**Exercise inputs:**

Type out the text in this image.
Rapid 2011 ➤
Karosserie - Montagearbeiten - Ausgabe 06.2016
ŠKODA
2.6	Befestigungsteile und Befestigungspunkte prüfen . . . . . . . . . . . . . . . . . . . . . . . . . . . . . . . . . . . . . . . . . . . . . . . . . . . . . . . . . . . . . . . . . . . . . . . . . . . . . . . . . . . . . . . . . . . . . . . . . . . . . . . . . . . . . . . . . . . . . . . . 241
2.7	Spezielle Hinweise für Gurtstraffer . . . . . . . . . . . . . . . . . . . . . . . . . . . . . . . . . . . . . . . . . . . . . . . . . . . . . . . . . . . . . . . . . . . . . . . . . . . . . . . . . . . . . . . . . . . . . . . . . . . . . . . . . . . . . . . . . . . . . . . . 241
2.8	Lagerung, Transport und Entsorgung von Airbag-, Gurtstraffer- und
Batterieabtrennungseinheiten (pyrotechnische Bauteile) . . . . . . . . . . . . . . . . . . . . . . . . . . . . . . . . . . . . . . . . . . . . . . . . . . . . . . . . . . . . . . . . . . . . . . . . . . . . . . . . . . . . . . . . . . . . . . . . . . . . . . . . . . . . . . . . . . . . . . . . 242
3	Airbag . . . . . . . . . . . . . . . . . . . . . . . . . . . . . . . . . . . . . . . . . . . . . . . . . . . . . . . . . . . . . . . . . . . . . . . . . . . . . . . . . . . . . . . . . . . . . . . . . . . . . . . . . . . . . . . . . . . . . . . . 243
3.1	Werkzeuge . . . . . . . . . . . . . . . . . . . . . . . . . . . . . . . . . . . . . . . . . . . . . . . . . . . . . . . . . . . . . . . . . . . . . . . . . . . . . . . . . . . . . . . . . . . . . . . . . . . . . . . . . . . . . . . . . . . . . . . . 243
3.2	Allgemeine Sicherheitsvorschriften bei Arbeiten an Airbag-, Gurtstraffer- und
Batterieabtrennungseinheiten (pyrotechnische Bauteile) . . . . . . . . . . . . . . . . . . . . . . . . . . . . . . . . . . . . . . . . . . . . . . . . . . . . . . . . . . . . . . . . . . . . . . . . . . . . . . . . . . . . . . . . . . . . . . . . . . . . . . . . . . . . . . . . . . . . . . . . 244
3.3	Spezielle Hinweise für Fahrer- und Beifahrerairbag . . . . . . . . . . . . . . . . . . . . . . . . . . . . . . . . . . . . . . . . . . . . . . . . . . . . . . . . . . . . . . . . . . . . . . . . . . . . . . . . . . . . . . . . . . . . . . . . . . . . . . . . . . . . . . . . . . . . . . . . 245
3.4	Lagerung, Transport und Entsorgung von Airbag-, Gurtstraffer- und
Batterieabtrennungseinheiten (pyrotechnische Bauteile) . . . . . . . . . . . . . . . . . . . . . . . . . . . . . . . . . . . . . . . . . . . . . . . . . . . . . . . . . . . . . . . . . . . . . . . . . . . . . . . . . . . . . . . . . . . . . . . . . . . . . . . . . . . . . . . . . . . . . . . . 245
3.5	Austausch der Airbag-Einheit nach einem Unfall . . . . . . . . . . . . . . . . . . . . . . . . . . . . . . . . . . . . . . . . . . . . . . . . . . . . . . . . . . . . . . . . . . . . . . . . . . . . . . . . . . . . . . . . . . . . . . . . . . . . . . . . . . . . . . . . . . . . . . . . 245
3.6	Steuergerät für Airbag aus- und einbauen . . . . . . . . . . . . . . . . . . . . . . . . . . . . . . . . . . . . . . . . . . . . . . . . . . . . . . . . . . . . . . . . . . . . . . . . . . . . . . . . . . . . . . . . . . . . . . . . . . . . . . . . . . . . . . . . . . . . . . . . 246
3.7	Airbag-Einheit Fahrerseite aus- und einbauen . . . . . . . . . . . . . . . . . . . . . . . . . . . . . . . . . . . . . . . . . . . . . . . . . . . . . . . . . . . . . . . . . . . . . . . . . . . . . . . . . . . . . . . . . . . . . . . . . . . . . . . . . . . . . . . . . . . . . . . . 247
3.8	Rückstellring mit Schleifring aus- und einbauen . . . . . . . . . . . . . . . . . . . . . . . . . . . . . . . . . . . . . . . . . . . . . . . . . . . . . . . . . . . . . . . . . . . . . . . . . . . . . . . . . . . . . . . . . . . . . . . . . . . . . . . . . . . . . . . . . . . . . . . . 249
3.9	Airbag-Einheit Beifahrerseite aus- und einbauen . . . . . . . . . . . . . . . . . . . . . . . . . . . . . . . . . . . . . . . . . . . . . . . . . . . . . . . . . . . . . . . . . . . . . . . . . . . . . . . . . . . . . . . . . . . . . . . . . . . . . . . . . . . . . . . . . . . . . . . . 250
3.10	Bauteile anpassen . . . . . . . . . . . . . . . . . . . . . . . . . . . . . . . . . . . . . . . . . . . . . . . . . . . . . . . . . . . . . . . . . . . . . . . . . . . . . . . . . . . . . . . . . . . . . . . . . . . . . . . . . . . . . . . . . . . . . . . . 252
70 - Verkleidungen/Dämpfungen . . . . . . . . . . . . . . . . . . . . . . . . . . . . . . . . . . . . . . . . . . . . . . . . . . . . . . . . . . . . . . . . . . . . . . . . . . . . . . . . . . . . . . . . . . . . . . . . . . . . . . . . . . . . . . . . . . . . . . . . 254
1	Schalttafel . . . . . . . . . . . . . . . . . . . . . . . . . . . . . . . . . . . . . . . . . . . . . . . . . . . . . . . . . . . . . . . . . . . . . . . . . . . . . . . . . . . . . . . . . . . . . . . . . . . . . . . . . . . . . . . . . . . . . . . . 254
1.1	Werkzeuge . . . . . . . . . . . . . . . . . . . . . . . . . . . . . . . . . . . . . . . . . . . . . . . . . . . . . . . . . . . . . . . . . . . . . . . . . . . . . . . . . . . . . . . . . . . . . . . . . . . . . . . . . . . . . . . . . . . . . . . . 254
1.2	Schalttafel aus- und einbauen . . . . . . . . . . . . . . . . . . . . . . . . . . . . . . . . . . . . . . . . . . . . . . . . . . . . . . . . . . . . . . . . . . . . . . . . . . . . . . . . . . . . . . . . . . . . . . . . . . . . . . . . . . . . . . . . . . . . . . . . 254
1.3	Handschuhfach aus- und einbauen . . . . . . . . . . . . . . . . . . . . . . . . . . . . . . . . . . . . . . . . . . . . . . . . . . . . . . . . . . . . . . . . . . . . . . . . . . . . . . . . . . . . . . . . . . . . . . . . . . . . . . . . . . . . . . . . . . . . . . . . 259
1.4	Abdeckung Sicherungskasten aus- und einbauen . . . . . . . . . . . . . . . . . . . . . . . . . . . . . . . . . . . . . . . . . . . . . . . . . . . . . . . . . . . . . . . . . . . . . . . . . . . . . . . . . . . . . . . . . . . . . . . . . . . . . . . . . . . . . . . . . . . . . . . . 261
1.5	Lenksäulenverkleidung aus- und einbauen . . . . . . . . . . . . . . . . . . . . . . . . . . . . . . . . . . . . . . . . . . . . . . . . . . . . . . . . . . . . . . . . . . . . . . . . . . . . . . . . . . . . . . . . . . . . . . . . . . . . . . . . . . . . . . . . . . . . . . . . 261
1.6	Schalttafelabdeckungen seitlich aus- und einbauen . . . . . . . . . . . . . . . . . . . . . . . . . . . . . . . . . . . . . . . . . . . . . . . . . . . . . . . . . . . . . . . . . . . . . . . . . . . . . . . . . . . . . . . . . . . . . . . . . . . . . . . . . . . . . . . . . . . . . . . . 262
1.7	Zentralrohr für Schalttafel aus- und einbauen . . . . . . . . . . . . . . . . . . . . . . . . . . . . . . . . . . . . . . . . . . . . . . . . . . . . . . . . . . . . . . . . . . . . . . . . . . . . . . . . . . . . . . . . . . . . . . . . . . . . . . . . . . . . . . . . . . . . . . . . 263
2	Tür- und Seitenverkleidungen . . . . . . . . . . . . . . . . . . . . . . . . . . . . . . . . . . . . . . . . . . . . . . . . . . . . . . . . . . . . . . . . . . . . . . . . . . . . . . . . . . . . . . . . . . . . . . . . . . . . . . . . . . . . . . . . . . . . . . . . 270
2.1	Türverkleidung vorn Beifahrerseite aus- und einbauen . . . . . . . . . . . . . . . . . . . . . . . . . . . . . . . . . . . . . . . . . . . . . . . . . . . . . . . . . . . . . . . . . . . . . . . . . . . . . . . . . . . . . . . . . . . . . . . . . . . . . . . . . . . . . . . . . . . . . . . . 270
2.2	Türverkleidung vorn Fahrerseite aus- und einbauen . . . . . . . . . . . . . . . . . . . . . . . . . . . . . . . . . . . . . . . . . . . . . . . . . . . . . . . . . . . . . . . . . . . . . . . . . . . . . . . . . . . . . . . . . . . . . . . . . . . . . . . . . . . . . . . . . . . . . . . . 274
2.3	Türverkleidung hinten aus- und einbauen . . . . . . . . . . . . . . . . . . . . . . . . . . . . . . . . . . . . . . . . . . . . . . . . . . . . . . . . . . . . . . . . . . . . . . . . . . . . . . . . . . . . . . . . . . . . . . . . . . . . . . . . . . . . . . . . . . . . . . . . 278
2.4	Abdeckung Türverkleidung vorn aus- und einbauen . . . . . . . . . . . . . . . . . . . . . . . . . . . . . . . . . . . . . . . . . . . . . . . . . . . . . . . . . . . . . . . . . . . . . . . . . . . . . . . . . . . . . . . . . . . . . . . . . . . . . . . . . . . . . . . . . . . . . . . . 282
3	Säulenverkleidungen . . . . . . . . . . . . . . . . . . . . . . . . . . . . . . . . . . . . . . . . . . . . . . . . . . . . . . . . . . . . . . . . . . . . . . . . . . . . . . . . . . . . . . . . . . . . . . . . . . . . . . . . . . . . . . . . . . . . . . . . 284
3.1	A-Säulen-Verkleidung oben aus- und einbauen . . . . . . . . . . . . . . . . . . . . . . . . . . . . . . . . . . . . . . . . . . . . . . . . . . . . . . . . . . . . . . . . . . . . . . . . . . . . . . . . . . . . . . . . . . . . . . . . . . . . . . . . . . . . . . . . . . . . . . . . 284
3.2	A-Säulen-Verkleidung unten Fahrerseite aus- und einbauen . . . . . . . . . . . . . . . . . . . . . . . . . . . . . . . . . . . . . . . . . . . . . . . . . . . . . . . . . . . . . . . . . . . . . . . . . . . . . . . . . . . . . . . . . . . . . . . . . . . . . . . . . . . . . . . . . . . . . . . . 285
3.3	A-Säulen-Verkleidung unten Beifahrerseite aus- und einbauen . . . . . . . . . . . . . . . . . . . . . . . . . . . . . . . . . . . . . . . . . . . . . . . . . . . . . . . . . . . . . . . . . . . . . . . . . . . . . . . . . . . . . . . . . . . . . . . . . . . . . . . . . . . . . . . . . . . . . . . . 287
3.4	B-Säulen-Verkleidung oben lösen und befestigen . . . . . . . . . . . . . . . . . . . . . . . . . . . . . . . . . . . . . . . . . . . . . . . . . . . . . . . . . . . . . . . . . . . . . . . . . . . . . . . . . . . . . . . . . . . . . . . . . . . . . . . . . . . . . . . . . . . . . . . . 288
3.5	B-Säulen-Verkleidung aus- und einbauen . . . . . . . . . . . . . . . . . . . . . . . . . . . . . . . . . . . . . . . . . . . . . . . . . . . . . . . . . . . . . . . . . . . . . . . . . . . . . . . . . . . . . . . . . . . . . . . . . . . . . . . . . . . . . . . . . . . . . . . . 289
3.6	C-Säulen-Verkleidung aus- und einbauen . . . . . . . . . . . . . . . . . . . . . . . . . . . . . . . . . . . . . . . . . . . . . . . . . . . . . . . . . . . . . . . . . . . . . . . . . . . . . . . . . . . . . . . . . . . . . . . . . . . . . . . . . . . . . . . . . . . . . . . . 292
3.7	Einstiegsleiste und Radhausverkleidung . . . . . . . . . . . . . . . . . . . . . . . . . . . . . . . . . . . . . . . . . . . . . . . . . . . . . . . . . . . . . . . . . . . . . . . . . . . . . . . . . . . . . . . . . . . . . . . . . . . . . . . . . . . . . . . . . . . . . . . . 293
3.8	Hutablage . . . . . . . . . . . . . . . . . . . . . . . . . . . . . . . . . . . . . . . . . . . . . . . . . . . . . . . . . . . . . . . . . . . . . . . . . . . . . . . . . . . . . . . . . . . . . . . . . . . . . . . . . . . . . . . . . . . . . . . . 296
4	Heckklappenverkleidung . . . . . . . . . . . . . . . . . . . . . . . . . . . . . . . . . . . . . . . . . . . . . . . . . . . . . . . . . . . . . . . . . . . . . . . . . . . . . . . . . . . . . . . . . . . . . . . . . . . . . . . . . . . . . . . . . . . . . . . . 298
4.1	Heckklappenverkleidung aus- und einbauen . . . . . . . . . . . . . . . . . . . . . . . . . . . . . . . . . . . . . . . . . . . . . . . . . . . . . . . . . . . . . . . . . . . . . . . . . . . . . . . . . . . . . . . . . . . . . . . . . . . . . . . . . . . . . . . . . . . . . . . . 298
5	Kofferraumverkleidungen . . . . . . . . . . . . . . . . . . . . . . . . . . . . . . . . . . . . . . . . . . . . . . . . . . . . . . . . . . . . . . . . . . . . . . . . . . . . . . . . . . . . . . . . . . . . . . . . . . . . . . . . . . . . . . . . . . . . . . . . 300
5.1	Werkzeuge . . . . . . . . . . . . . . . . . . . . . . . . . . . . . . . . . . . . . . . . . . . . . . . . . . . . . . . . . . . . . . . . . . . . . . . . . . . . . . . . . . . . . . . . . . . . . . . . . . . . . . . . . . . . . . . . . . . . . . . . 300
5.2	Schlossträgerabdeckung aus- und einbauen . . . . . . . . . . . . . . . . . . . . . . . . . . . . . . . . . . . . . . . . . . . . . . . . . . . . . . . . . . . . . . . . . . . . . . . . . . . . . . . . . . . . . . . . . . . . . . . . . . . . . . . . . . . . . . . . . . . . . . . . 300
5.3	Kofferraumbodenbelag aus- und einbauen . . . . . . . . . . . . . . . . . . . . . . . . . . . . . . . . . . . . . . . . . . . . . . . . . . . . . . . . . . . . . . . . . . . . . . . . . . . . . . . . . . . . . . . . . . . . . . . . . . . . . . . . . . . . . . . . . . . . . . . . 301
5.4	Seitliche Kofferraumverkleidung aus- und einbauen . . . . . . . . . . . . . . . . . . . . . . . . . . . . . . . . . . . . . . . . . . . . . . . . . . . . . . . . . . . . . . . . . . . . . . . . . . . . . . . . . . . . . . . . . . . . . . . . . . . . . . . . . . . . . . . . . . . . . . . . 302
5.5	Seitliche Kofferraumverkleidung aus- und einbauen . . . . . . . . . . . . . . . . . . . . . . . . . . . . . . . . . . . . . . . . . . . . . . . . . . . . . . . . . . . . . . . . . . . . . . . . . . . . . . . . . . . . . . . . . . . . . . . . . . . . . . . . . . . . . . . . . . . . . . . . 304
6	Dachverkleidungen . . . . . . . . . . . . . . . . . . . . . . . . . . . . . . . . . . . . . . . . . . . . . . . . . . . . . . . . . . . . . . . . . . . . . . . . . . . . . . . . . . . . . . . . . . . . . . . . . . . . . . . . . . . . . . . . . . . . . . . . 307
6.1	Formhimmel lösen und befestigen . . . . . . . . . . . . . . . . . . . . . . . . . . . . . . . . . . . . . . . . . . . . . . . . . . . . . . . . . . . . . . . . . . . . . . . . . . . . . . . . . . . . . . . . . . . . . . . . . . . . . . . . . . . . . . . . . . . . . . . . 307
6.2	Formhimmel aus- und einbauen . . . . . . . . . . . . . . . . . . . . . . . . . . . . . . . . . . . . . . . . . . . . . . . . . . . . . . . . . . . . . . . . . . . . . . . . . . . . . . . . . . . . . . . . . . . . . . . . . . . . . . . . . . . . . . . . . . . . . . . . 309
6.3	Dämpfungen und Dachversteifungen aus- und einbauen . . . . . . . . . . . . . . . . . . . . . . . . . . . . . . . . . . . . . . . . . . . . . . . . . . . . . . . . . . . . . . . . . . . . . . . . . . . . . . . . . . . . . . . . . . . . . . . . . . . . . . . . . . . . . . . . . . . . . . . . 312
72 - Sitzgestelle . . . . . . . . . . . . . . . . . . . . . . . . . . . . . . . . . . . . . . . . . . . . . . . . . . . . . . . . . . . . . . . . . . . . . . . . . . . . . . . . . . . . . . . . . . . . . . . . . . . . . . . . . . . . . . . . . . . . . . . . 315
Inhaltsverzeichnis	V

**The request:**
In the records above, find each line that holds the word "oben"; copy all such lines.

**The answer:**
3.1	A-Säulen-Verkleidung oben aus- und einbauen . . . . . . . . . . . . . . . . . . . . . . . . . . . . . . . . . . . . . . . . . . . . . . . . . . . . . . . . . . . . . . . . . . . . . . . . . . . . . . . . . . . . . . . . . . . . . . . . . . . . . . . . . . . . . . . . . . . . . . . . 284
3.4	B-Säulen-Verkleidung oben lösen und befestigen . . . . . . . . . . . . . . . . . . . . . . . . . . . . . . . . . . . . . . . . . . . . . . . . . . . . . . . . . . . . . . . . . . . . . . . . . . . . . . . . . . . . . . . . . . . . . . . . . . . . . . . . . . . . . . . . . . . . . . . . 288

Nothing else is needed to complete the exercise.